Search the listing below for the word "Grenoble" and copy each line that holds it.

___ Data rows ___

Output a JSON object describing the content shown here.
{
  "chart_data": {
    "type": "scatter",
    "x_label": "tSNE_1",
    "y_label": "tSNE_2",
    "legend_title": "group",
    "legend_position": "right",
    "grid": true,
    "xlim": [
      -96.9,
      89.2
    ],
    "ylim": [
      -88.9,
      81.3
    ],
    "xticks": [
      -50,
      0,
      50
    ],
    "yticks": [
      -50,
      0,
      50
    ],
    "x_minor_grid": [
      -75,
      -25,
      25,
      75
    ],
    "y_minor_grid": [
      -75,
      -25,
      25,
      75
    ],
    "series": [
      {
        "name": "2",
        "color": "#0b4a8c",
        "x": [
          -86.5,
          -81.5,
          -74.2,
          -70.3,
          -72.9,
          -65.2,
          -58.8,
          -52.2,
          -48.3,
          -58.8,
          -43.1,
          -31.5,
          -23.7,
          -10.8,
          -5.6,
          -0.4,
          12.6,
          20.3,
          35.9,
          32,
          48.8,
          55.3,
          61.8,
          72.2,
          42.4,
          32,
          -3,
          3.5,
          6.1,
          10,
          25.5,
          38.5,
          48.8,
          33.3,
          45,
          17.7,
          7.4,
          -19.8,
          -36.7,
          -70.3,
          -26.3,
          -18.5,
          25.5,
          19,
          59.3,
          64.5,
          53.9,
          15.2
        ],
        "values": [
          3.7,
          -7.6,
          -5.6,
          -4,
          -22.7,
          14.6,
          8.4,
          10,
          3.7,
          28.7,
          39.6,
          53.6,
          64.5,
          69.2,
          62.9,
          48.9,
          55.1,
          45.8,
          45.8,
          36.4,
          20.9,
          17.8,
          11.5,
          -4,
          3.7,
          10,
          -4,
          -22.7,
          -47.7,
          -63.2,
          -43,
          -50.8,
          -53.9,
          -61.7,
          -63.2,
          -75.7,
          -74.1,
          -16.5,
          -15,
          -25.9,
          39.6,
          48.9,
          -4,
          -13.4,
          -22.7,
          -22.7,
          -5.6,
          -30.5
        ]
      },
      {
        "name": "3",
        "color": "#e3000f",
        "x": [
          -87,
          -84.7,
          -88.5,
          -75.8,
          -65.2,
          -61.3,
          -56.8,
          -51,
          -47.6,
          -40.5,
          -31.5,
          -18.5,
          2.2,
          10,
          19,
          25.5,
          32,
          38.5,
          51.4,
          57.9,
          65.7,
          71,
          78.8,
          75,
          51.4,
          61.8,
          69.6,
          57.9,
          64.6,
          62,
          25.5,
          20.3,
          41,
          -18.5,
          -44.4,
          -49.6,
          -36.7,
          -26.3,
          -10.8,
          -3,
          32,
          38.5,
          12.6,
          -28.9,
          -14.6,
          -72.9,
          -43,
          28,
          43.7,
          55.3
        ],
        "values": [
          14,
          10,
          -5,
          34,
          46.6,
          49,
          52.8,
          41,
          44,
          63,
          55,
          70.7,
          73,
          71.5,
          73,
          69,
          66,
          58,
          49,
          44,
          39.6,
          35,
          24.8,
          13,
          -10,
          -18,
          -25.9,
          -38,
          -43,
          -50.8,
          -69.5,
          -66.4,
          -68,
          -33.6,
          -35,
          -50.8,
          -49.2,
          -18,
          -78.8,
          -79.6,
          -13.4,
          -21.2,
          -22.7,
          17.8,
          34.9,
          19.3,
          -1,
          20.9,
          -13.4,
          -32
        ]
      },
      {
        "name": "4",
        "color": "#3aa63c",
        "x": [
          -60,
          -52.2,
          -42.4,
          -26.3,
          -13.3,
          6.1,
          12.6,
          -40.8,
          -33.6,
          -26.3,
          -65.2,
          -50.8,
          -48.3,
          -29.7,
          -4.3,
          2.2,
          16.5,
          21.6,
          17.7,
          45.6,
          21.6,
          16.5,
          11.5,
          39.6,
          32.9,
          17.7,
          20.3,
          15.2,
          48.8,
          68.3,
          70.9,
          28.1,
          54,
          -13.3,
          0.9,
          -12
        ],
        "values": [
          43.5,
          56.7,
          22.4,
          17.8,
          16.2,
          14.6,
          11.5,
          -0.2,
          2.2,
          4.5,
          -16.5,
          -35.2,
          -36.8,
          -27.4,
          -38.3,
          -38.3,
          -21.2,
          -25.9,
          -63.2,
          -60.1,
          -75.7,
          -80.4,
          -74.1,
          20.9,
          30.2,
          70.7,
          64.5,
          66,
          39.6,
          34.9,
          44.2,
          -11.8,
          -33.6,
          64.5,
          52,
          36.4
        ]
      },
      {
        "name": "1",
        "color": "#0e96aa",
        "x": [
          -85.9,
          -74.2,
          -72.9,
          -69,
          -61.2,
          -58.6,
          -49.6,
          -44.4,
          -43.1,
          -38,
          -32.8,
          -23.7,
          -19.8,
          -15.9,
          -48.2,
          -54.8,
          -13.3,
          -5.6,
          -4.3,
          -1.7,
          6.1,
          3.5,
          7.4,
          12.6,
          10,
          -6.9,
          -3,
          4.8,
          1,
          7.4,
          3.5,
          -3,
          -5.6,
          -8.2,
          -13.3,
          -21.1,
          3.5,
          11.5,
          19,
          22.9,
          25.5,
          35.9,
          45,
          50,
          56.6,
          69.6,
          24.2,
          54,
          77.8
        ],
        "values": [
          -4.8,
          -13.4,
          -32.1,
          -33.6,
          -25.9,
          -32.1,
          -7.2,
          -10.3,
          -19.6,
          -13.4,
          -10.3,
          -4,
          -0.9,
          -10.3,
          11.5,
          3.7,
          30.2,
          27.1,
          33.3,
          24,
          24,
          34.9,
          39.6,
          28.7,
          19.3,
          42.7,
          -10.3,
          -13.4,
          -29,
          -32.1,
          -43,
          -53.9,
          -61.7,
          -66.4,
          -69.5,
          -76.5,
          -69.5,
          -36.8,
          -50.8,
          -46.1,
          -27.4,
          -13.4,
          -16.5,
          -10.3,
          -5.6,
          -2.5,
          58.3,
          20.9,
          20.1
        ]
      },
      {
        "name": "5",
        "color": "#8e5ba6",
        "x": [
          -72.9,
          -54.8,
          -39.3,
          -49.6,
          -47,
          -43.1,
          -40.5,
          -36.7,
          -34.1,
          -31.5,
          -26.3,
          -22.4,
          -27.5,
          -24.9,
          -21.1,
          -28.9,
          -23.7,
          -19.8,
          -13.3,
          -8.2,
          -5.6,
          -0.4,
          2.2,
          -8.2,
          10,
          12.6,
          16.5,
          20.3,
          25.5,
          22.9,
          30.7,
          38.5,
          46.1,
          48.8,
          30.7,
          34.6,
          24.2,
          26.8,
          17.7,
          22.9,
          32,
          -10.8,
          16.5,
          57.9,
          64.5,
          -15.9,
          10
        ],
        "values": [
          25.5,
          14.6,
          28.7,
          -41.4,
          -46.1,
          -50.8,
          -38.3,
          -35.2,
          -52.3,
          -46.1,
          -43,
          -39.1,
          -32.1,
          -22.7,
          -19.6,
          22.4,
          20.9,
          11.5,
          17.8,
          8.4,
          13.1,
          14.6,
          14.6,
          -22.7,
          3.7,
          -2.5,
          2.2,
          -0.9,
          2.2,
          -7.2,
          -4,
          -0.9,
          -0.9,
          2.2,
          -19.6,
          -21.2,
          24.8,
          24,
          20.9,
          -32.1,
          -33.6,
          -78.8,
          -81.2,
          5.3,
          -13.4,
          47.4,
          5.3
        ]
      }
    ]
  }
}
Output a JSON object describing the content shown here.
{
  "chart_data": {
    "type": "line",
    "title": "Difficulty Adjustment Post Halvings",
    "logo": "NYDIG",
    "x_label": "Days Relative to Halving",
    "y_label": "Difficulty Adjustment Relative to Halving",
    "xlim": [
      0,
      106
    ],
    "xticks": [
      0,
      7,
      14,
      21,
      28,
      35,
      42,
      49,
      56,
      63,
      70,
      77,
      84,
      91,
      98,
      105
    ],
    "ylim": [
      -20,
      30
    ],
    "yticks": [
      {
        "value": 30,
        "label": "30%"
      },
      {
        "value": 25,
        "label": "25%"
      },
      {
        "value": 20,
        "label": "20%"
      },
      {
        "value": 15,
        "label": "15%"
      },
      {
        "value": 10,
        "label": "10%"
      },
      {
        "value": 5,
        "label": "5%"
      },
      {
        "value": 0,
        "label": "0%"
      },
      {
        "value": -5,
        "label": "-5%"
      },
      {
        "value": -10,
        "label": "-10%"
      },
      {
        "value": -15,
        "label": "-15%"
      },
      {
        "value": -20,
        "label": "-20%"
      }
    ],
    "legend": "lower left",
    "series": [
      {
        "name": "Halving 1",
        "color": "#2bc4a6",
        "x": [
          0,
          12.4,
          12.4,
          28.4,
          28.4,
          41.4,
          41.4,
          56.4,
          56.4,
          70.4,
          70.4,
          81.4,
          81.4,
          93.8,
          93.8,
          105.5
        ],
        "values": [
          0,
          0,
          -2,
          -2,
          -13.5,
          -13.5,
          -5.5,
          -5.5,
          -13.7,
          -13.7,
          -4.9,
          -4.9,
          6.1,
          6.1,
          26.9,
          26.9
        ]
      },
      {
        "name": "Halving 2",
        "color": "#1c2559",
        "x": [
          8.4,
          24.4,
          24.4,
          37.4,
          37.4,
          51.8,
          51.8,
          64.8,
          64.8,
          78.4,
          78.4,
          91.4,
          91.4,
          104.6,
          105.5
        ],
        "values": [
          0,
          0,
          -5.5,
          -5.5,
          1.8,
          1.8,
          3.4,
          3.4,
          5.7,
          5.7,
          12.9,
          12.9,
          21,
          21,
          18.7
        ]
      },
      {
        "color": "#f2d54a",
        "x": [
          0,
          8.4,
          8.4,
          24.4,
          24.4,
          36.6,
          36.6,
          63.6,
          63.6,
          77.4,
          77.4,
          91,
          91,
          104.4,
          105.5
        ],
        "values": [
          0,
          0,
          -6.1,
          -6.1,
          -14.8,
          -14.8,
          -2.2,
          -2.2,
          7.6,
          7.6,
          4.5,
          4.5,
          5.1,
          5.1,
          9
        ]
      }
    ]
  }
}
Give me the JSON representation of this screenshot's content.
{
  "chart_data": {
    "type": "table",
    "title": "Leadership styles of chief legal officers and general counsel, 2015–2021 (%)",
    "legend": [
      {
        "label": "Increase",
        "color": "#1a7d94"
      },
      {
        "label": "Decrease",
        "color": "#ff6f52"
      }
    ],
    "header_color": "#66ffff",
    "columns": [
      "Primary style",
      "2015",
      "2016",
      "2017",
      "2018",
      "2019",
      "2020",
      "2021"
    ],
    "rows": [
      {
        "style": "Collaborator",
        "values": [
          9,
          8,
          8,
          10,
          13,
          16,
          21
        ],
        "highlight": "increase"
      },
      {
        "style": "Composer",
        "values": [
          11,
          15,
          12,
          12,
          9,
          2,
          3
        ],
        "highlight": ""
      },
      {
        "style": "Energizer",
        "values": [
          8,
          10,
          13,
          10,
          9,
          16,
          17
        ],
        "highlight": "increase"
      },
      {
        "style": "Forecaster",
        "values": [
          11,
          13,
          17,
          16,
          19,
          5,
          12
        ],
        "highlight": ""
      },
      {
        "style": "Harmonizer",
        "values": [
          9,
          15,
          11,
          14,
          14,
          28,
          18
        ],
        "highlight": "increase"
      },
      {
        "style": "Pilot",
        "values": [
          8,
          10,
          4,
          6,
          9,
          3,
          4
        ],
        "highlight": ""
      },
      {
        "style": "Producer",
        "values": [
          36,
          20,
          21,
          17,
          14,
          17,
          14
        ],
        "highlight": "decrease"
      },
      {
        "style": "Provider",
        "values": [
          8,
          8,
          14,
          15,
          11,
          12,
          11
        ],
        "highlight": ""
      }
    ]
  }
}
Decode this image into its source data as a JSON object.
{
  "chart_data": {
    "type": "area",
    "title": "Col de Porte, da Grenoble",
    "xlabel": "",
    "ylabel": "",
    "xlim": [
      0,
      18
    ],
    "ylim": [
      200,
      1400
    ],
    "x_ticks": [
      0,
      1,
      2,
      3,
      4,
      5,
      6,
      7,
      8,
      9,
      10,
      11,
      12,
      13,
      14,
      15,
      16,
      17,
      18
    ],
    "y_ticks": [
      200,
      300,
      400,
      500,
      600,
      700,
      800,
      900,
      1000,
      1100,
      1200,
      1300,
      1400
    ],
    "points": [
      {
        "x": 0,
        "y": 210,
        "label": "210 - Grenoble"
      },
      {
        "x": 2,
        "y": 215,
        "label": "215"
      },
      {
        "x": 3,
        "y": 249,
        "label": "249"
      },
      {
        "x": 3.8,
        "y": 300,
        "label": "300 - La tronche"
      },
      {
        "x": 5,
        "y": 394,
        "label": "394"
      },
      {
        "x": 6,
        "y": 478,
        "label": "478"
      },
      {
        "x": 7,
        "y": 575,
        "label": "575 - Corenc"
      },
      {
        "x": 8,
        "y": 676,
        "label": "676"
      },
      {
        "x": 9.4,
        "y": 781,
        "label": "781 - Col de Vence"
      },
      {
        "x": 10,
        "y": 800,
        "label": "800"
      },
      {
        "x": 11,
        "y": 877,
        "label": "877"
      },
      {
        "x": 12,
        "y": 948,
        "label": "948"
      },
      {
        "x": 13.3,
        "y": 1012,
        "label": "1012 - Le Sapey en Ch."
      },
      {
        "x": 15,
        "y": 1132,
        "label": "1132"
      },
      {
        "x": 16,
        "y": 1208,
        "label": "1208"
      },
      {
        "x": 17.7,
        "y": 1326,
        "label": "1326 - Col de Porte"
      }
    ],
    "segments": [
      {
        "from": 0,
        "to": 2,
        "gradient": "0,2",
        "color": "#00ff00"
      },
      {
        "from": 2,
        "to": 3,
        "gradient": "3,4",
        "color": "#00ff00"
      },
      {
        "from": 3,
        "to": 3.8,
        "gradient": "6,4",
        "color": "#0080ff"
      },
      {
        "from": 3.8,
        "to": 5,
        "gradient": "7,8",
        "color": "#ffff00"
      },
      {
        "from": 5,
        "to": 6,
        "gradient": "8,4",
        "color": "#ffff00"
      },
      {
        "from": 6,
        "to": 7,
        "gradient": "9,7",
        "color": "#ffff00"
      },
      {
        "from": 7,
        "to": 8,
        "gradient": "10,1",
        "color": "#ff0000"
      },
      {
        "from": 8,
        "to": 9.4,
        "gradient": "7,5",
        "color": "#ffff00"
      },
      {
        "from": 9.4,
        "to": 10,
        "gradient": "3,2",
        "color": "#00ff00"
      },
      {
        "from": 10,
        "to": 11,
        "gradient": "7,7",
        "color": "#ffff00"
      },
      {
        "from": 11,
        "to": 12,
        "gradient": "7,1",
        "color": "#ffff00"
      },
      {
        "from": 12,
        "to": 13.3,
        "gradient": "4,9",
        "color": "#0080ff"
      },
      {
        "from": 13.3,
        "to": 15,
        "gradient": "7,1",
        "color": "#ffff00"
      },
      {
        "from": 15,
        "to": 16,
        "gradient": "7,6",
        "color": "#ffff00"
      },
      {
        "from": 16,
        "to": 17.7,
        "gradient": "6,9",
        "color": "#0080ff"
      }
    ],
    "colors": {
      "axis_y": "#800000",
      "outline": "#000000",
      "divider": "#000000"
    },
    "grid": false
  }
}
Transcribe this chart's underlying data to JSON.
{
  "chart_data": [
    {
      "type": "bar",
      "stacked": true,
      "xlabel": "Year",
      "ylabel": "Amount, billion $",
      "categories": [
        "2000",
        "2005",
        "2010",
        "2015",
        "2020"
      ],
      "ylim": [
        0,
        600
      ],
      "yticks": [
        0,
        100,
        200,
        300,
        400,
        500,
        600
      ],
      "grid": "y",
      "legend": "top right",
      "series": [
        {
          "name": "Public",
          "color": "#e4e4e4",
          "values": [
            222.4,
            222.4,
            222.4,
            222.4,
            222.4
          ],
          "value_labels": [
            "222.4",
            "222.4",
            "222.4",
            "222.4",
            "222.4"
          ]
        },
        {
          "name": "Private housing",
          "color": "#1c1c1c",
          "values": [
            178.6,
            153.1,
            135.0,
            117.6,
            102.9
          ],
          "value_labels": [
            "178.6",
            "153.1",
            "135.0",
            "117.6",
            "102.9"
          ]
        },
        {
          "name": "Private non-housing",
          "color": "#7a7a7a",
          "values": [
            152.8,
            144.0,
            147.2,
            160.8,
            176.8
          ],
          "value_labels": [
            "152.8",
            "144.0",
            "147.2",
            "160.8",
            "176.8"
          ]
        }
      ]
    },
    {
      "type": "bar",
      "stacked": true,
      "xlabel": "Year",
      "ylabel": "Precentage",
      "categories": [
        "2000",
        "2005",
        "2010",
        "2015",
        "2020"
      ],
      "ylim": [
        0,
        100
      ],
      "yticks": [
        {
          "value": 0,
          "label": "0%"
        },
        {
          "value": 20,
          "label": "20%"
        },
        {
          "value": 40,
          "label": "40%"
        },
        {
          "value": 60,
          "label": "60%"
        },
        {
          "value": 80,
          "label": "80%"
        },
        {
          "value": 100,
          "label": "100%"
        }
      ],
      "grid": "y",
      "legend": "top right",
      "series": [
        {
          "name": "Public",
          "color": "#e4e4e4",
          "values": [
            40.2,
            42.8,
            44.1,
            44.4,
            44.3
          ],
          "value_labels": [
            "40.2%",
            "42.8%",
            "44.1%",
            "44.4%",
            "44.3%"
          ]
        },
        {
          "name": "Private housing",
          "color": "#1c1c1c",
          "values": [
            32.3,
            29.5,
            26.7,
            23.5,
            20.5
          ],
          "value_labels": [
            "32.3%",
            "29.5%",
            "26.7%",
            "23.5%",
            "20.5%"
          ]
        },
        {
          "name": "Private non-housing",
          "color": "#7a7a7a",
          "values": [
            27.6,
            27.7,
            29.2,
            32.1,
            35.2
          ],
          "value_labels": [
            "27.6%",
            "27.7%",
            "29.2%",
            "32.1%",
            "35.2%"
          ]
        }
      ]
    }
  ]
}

___

**Final answer:**
    "title": "Col de Porte, da Grenoble",
        "label": "210 - Grenoble"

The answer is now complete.